Your objective: Locate the word "Arab" in the data below, then copy every line that holds it.

Given entries:

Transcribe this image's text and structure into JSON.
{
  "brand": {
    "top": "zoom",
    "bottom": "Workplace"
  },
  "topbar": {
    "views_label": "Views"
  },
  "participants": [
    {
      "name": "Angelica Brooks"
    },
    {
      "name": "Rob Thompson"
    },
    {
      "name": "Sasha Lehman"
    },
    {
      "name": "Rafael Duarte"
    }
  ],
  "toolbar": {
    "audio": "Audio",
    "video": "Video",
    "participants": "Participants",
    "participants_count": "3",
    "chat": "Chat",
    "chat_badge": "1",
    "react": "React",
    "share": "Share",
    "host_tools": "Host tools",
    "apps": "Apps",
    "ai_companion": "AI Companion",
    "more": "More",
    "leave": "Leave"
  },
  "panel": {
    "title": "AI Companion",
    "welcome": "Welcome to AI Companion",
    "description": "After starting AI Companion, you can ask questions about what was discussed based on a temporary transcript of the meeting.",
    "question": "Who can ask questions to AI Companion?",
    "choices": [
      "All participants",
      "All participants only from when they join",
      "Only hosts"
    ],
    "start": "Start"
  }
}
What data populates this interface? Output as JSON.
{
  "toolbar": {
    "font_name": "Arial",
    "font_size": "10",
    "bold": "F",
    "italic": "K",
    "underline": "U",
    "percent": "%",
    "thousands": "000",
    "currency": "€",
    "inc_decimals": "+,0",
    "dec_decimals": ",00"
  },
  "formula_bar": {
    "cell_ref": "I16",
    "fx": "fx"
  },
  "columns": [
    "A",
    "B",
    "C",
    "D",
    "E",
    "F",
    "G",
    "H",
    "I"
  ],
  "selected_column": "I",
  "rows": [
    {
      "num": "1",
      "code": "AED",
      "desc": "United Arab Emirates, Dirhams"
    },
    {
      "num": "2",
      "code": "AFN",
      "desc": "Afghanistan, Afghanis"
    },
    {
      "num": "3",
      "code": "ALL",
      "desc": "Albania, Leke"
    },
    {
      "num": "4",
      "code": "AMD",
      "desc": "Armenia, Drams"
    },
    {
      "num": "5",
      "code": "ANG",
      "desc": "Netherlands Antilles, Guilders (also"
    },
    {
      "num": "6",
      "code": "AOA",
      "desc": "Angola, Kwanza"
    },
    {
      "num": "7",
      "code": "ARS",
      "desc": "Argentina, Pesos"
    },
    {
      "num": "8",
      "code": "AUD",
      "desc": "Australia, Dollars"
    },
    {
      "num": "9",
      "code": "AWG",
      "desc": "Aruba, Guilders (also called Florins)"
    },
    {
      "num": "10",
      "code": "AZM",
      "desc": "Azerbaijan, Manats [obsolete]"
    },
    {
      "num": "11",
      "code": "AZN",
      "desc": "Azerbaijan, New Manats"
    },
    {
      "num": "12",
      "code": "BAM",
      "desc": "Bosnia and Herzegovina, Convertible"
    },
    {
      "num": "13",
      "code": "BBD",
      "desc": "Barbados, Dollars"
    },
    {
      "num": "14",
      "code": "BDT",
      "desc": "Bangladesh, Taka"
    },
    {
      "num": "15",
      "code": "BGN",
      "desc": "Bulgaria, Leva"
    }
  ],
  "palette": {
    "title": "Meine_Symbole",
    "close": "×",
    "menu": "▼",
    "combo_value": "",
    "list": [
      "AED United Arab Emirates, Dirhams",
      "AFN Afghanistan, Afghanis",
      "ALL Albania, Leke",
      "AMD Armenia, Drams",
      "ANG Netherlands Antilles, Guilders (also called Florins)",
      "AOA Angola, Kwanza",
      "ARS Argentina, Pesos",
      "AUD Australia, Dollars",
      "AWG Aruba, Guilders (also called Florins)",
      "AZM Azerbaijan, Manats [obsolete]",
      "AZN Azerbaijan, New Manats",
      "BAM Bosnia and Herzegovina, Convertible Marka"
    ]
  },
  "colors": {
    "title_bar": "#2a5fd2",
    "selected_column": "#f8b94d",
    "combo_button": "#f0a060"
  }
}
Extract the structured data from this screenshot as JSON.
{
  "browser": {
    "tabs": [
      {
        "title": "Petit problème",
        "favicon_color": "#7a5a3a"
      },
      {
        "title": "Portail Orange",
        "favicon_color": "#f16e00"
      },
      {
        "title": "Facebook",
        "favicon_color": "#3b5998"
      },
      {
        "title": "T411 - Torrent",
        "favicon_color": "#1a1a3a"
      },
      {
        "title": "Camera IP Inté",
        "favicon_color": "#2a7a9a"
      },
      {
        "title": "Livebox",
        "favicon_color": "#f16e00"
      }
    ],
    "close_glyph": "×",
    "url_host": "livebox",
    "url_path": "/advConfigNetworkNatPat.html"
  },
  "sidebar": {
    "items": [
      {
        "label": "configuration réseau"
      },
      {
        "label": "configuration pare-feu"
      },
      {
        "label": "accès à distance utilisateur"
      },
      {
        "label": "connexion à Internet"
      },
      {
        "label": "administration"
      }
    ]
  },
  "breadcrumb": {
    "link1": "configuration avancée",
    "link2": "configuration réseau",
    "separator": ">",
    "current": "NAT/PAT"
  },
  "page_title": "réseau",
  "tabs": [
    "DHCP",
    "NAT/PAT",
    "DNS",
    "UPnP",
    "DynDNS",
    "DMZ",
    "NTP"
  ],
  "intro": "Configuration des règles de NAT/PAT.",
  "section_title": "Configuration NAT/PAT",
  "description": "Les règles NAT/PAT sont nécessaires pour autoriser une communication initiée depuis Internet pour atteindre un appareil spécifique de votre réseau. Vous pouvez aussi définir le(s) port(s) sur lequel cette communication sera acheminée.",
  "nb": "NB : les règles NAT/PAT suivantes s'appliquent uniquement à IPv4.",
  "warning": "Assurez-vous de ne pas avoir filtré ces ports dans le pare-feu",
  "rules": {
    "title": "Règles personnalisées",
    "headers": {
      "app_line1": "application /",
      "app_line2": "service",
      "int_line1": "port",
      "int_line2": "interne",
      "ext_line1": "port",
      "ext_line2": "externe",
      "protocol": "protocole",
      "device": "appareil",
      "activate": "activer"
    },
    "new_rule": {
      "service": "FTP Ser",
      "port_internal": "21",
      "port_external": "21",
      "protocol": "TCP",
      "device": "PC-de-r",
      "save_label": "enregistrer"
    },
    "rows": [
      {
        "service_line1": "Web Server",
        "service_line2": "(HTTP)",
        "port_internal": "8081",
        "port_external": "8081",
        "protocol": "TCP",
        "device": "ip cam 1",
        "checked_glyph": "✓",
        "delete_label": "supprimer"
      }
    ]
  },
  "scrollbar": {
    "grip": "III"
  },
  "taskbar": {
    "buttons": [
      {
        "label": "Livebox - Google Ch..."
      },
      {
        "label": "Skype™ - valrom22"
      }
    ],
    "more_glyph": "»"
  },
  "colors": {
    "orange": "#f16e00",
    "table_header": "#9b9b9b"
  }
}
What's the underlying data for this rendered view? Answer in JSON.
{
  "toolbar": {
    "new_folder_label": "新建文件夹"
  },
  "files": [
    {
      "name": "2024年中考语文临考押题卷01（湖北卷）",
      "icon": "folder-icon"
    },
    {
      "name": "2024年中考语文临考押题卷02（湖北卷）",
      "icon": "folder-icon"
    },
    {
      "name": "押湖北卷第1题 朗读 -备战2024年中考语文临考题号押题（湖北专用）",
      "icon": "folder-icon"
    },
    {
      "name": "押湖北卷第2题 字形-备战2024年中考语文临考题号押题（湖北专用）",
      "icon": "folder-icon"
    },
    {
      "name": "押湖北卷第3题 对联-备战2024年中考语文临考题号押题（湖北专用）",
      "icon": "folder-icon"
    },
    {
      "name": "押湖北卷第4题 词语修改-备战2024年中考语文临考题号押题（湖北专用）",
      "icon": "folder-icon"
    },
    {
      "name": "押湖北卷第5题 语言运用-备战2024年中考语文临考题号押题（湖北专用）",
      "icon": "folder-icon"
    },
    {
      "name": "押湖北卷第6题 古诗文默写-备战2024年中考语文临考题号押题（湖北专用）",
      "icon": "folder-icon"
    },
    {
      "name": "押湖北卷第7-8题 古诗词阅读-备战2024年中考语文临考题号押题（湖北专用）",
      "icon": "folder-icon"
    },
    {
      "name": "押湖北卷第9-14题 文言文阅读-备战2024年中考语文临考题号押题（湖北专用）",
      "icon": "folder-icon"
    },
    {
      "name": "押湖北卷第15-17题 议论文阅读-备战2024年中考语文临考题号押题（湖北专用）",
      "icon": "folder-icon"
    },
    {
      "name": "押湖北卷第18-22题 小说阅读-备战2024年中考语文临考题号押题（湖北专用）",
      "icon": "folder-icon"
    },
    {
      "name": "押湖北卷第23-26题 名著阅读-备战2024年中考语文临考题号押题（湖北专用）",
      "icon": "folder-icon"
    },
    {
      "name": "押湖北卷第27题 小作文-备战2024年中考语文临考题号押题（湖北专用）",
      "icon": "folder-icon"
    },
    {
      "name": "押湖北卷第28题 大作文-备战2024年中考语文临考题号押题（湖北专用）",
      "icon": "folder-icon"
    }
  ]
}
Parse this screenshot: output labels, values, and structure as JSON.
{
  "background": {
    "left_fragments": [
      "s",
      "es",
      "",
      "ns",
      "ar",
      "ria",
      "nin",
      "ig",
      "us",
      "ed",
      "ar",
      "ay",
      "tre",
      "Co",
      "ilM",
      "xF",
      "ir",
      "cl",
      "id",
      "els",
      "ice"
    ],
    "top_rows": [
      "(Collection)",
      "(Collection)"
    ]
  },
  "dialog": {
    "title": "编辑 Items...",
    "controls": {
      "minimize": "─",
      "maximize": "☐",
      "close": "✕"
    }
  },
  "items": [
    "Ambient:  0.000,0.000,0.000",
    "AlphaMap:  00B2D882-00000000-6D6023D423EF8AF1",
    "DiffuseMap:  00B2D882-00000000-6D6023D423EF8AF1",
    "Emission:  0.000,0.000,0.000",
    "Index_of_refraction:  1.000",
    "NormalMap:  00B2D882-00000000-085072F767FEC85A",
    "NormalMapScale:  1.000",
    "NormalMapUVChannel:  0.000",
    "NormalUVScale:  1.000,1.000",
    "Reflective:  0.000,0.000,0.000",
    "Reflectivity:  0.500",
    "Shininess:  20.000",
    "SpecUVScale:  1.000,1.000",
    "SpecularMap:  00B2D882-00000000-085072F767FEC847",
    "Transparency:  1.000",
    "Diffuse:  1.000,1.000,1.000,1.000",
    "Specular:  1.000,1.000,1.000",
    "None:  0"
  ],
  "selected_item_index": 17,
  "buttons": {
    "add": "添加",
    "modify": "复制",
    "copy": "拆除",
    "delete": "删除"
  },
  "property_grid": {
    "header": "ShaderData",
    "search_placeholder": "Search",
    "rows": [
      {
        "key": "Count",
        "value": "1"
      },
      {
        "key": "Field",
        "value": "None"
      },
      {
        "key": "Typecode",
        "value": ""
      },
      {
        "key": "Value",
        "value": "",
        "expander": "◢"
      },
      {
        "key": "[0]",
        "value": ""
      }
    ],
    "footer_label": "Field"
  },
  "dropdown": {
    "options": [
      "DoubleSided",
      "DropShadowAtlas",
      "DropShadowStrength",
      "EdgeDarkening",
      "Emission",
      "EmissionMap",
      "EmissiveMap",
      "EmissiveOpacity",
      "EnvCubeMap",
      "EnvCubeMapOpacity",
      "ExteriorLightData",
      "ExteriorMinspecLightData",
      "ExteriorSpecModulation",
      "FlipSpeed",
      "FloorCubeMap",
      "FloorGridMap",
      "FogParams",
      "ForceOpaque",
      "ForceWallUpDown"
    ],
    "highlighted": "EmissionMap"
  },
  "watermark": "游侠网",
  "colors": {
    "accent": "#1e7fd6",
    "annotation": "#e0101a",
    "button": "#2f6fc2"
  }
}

Correct output:
      "desc": "United Arab Emirates, Dirhams"
      "AED United Arab Emirates, Dirhams",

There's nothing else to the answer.